• Working data:
********************
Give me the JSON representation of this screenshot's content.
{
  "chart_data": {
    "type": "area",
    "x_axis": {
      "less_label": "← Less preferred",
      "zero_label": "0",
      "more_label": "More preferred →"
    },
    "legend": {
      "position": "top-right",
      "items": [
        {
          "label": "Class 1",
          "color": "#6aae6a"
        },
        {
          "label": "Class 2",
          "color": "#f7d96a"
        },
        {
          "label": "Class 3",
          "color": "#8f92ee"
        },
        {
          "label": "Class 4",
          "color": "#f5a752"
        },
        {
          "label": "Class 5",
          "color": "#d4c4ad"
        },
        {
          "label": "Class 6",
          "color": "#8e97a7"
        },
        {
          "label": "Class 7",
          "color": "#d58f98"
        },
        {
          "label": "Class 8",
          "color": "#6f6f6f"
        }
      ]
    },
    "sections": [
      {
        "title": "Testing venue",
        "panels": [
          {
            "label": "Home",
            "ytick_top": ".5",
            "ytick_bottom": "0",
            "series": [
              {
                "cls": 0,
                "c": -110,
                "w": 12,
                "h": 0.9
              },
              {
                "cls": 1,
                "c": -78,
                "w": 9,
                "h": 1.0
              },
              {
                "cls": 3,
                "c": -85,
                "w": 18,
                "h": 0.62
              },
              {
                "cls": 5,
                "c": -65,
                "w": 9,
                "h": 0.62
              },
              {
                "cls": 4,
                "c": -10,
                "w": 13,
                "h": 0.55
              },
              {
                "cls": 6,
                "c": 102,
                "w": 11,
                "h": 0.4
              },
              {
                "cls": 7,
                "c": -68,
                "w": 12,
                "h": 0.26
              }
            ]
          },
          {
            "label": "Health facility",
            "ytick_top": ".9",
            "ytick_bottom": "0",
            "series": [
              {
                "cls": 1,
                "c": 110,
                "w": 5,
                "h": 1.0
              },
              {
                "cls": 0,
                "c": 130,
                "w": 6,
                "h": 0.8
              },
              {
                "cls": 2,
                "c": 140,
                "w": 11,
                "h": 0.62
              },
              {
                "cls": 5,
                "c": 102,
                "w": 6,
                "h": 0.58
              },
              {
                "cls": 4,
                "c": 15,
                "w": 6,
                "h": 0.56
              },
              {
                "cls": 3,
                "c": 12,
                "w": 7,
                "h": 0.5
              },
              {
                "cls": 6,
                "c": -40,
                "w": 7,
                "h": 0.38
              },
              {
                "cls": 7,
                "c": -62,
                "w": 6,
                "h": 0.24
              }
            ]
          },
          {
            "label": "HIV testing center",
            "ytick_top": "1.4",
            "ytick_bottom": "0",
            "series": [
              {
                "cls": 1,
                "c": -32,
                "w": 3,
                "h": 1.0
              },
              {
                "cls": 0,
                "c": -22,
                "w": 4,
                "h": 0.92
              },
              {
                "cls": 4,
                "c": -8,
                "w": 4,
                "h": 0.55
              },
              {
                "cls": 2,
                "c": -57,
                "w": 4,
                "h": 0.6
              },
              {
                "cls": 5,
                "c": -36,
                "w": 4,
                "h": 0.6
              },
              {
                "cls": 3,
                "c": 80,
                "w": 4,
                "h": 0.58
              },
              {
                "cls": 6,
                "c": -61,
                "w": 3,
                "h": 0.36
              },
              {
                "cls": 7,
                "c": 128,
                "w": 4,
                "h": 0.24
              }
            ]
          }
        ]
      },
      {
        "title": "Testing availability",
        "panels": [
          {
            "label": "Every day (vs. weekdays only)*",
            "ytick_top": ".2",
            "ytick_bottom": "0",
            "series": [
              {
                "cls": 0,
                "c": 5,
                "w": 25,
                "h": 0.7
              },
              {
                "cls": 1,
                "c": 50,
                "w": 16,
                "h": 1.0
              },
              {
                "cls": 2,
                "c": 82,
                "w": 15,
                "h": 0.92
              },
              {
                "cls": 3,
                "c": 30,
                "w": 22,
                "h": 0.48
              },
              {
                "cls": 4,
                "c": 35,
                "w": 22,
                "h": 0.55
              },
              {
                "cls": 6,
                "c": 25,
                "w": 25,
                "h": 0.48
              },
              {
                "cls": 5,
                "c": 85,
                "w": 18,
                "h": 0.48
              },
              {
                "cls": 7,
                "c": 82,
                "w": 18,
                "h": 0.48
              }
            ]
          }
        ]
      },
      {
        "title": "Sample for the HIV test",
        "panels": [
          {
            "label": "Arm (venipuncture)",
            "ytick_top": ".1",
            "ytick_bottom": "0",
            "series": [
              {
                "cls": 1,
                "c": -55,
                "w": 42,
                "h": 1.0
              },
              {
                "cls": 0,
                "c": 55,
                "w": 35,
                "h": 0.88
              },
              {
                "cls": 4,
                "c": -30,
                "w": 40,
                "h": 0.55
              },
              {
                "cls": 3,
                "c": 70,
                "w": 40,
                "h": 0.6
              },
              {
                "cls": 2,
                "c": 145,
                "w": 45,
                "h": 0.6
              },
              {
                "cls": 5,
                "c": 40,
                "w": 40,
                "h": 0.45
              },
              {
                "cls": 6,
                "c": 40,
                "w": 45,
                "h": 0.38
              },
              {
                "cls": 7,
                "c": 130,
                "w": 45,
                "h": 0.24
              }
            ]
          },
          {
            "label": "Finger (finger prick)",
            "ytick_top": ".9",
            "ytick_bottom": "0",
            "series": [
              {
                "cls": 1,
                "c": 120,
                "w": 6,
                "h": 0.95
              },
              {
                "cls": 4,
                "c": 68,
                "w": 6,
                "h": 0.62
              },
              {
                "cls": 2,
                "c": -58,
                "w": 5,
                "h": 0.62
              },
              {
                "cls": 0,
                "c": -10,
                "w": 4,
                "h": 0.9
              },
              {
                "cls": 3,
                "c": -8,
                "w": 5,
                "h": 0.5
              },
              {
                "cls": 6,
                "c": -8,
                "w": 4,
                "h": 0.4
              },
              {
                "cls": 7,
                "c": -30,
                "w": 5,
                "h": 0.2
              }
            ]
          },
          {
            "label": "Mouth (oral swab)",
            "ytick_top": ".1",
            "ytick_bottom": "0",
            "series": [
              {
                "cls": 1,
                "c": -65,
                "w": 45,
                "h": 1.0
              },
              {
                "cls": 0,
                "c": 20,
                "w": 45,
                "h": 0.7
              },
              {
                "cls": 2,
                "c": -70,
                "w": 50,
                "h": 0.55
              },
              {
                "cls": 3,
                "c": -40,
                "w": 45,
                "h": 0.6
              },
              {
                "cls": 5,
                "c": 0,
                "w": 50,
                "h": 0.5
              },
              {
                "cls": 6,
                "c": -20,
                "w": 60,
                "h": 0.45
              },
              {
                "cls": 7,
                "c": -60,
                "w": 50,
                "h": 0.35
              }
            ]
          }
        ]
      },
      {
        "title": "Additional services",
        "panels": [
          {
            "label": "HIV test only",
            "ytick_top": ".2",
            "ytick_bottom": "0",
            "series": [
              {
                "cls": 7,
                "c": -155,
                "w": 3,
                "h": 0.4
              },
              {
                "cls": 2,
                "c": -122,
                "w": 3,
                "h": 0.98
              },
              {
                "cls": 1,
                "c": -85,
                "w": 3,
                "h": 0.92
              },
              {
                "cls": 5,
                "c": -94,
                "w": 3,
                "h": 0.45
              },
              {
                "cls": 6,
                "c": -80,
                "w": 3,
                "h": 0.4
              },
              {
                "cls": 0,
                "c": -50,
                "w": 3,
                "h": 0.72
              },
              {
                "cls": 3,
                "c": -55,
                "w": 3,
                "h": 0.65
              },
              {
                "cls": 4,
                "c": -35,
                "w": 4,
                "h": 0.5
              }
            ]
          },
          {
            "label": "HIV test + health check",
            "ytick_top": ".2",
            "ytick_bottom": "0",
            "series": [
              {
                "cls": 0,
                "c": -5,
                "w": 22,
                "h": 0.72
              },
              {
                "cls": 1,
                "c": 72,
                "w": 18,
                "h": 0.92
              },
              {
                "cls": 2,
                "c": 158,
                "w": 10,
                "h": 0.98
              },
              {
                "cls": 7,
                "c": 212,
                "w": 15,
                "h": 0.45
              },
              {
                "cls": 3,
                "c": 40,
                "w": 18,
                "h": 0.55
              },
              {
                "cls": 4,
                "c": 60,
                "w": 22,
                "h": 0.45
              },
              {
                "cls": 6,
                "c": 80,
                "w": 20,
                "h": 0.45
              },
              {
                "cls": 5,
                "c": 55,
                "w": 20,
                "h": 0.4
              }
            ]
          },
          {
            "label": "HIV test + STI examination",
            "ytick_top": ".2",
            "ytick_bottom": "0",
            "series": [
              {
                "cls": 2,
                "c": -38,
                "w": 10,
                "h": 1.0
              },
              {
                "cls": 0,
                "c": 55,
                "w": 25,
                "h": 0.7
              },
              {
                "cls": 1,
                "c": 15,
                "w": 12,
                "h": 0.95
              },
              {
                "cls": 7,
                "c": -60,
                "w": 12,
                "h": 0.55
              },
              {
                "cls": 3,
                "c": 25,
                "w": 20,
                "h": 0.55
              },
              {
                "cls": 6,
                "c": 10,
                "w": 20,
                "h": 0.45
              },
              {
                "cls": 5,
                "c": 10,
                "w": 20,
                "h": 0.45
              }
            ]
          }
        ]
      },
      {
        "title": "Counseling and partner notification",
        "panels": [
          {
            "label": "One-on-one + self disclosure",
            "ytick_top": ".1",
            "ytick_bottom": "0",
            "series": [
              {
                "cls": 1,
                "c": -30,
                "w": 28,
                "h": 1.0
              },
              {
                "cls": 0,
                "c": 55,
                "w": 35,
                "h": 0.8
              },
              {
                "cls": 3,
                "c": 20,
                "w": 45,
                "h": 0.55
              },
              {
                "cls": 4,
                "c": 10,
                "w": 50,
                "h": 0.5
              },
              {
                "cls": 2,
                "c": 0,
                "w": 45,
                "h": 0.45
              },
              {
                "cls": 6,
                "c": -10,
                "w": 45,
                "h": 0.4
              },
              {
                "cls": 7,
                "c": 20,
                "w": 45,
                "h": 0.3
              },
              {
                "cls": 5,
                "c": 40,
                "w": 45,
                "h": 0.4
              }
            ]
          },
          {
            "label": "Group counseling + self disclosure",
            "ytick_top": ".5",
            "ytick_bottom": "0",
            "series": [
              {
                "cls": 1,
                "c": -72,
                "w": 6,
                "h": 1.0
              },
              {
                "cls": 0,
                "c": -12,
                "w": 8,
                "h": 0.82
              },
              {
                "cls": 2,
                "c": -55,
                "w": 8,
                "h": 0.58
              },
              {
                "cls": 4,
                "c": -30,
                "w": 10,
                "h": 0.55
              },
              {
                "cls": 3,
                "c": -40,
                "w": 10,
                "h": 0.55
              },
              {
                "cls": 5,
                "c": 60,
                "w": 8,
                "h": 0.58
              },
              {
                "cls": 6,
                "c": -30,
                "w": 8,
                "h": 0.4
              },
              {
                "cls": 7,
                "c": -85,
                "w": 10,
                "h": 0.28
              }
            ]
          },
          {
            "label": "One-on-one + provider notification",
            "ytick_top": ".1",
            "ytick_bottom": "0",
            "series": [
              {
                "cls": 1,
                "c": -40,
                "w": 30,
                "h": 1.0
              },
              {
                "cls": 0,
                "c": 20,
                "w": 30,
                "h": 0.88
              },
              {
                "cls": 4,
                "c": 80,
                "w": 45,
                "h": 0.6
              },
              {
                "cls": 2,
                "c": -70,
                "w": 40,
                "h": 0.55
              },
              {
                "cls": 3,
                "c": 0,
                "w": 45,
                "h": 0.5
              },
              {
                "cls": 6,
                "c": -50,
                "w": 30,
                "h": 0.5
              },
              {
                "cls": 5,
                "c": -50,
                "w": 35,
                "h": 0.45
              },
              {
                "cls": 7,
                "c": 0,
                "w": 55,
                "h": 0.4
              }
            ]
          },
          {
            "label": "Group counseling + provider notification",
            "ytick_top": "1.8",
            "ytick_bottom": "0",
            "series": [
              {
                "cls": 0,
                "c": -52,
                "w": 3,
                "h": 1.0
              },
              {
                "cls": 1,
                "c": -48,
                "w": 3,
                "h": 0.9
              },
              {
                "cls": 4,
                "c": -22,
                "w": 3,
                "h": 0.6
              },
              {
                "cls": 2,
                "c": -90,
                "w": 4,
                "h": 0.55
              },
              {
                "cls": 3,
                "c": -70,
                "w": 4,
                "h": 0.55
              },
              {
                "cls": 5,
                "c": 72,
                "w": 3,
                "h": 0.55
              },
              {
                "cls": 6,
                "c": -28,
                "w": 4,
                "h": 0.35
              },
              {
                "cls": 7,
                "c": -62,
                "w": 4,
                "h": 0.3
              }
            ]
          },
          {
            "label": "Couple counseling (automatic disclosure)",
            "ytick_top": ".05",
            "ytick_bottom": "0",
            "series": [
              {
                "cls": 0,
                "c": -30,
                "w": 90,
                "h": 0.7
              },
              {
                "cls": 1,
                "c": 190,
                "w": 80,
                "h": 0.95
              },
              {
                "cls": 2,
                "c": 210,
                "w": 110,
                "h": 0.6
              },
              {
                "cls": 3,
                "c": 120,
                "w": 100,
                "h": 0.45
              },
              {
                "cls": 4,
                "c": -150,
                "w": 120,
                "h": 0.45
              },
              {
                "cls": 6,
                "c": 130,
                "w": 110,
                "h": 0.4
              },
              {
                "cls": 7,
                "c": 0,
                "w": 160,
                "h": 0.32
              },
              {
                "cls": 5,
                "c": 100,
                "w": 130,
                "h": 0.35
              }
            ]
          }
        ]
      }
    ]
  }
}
********************
• Problem to work on: Every line that holds the string "Group" should be returned.

• Solved exercise:
            "label": "Group counseling + self disclosure",
            "label": "Group counseling + provider notification",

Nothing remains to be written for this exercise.